Select from the data all lines with the word "נפטרים".

--

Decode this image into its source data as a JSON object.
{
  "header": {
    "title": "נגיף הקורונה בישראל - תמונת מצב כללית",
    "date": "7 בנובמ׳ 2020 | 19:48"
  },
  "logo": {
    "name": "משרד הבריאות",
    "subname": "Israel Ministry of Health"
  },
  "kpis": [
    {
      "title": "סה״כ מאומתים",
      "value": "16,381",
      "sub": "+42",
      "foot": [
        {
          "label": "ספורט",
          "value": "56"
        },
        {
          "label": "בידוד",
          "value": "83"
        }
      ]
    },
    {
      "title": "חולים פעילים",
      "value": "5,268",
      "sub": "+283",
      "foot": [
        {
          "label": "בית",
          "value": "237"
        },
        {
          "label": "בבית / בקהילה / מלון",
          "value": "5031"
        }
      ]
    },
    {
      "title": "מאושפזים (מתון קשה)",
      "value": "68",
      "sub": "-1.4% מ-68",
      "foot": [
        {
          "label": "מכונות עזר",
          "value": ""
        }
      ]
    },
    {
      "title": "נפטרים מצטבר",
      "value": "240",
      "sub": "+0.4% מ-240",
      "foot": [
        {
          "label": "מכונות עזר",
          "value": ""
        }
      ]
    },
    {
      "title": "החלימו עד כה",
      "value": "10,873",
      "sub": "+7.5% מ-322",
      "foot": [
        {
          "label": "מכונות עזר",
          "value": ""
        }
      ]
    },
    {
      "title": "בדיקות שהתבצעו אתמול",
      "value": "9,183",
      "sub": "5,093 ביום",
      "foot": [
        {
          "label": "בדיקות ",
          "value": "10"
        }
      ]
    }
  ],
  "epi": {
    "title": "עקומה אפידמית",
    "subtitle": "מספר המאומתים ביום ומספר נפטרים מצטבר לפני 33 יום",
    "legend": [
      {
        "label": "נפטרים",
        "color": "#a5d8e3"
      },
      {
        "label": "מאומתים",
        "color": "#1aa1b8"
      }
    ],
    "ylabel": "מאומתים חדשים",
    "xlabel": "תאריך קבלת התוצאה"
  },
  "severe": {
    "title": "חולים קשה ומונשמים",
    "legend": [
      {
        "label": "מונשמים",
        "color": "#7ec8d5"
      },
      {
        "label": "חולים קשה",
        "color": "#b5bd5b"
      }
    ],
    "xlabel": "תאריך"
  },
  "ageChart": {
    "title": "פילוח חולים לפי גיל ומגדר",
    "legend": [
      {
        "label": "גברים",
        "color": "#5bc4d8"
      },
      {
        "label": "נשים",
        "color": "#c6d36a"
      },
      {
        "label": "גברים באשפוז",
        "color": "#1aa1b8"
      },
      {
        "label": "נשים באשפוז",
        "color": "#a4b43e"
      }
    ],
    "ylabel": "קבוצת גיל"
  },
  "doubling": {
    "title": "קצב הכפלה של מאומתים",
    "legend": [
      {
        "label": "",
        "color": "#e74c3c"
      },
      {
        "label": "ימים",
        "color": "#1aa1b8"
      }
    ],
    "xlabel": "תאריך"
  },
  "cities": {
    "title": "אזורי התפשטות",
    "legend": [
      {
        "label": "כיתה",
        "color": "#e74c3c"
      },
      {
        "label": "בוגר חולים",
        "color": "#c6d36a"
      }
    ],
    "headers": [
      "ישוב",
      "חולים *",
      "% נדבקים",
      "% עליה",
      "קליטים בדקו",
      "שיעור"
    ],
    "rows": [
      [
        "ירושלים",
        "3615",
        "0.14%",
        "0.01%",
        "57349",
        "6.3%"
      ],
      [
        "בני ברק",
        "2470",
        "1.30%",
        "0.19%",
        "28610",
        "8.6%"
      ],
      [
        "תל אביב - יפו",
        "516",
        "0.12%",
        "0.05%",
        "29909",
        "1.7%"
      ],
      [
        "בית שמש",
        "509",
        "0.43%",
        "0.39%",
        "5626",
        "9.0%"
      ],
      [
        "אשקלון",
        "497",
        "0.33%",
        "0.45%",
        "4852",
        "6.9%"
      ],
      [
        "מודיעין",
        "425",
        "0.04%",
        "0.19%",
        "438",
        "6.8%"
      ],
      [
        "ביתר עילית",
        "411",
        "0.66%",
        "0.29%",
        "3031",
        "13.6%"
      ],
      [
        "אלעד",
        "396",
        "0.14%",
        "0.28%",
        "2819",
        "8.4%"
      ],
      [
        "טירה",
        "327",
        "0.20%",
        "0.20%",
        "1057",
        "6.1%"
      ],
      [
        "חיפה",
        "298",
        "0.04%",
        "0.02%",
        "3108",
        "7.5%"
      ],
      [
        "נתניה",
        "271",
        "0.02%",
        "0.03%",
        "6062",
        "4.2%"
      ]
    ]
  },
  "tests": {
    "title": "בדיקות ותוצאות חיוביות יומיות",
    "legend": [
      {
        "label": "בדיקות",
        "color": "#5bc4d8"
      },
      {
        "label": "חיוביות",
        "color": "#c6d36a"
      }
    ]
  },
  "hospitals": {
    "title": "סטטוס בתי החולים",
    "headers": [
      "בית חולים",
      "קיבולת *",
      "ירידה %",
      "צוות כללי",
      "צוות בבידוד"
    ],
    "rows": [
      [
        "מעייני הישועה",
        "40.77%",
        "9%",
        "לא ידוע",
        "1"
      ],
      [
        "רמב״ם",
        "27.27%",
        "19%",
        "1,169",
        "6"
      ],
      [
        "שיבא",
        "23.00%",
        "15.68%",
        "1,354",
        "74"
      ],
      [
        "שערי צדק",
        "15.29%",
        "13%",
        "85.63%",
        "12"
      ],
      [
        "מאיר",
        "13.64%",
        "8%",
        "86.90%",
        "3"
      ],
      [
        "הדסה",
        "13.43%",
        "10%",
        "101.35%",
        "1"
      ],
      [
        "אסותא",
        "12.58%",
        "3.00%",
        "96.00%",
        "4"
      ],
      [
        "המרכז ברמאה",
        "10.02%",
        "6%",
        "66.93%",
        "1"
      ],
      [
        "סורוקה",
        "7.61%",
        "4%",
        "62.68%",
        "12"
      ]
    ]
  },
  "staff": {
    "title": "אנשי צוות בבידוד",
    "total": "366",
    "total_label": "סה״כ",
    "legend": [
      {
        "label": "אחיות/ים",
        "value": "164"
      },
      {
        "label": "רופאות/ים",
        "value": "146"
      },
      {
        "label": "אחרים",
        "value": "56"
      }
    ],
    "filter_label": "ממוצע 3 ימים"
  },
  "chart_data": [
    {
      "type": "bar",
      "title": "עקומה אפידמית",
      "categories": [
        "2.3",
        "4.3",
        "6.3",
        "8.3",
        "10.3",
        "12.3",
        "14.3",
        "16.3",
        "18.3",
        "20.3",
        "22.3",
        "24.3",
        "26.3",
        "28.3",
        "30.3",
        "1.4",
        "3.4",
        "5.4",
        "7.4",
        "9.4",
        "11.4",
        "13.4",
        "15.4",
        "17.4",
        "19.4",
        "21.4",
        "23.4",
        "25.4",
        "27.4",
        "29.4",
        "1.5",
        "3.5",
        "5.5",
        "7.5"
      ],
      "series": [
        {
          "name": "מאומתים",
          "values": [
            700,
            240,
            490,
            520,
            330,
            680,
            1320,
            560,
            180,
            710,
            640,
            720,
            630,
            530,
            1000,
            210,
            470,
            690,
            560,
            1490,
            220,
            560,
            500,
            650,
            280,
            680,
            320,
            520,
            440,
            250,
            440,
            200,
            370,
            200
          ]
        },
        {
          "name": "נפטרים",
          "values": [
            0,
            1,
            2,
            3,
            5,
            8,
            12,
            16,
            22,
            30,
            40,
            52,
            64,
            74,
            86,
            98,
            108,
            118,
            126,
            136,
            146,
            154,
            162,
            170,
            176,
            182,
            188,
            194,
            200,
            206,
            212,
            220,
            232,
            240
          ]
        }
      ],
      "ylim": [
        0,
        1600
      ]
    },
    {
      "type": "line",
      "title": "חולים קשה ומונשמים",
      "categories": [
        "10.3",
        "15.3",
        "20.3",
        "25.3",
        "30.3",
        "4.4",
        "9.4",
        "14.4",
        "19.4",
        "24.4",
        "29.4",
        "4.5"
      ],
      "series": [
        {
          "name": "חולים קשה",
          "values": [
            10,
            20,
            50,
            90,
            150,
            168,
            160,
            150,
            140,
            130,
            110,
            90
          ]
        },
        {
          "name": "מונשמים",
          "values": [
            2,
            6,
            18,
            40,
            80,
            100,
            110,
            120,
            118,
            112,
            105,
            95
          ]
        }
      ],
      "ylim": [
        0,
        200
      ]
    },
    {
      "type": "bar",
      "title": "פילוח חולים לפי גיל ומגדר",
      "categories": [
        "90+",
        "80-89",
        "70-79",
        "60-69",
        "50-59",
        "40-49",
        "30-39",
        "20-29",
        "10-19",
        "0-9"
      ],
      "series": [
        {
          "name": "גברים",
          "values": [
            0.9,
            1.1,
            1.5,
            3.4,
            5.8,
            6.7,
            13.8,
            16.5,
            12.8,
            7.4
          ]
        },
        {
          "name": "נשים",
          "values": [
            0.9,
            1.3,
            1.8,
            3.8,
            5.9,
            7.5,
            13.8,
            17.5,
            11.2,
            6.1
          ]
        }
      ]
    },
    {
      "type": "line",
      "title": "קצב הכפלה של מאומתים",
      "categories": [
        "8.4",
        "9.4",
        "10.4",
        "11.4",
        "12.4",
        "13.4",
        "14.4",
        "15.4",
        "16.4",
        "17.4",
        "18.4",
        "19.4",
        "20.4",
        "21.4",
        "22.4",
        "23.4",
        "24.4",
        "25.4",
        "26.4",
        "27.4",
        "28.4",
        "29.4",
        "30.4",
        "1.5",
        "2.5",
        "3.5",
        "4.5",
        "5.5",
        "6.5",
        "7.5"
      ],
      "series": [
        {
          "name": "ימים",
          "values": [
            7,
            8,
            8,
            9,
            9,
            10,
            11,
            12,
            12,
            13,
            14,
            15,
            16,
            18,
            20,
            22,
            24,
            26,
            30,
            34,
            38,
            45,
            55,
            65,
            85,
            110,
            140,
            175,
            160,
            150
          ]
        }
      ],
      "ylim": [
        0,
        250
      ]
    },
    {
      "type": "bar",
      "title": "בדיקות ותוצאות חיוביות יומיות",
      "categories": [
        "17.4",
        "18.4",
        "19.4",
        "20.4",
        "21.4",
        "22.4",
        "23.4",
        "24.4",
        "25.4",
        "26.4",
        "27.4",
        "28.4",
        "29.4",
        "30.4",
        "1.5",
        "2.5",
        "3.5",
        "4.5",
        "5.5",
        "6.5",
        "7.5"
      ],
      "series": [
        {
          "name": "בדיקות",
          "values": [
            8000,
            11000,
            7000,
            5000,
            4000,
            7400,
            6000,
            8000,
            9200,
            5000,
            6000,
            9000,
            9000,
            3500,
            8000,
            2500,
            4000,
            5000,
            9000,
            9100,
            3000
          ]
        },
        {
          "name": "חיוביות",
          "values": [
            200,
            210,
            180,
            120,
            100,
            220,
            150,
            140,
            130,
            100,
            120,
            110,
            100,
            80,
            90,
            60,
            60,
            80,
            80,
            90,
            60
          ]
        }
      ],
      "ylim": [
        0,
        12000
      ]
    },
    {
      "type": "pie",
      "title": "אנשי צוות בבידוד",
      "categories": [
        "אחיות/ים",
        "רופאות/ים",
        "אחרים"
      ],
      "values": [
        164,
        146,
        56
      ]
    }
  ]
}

--

> _Output for this task_
      "title": "נפטרים מצטבר",
    "subtitle": "מספר המאומתים ביום ומספר נפטרים מצטבר לפני 33 יום",
        "label": "נפטרים",
          "name": "נפטרים",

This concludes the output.